• [Exercise goal]: Look for the string "不得检出" in the lines and copy each line that has it.

(Extracted data entries)
>> Start

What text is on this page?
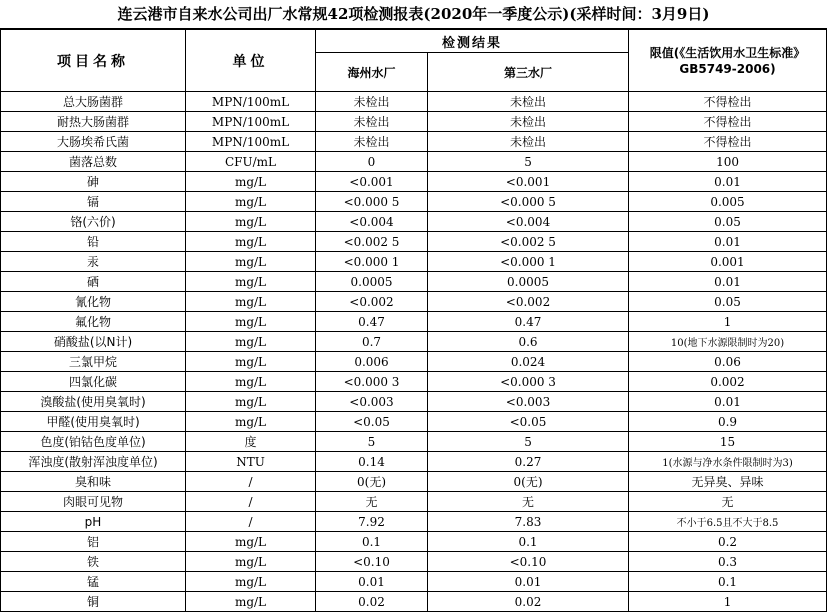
连云港市自来水公司出厂水常规42项检测报表(2020年一季度公示)(采样时间：3月9日)
项目名称	单位	检测结果		限值(《生活饮用水卫生标准》GB5749-2006)
		海州水厂	第三水厂	
总大肠菌群	MPN/100mL	未检出	未检出	不得检出
耐热大肠菌群	MPN/100mL	未检出	未检出	不得检出
大肠埃希氏菌	MPN/100mL	未检出	未检出	不得检出
菌落总数	CFU/mL	0	5	100
砷	mg/L	<0.001	<0.001	0.01
镉	mg/L	<0.000 5	<0.000 5	0.005
铬(六价)	mg/L	<0.004	<0.004	0.05
铅	mg/L	<0.002 5	<0.002 5	0.01
汞	mg/L	<0.000 1	<0.000 1	0.001
硒	mg/L	0.0005	0.0005	0.01
氰化物	mg/L	<0.002	<0.002	0.05
氟化物	mg/L	0.47	0.47	1
硝酸盐(以N计)	mg/L	0.7	0.6	10(地下水源限制时为20)
三氯甲烷	mg/L	0.006	0.024	0.06
四氯化碳	mg/L	<0.000 3	<0.000 3	0.002
溴酸盐(使用臭氧时)	mg/L	<0.003	<0.003	0.01
甲醛(使用臭氧时)	mg/L	<0.05	<0.05	0.9
色度(铂钴色度单位)	度	5	5	15
浑浊度(散射浑浊度单位)	NTU	0.14	0.27	1(水源与净水条件限制时为3)
臭和味	/	0(无)	0(无)	无异臭、异味
肉眼可见物	/	无	无	无
pH	/	7.92	7.83	不小于6.5且不大于8.5
铝	mg/L	0.1	0.1	0.2
铁	mg/L	<0.10	<0.10	0.3
锰	mg/L	0.01	0.01	0.1
铜	mg/L	0.02	0.02	1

>> End

• [Expected answer]:
总大肠菌群	MPN/100mL	未检出	未检出	不得检出
耐热大肠菌群	MPN/100mL	未检出	未检出	不得检出
大肠埃希氏菌	MPN/100mL	未检出	未检出	不得检出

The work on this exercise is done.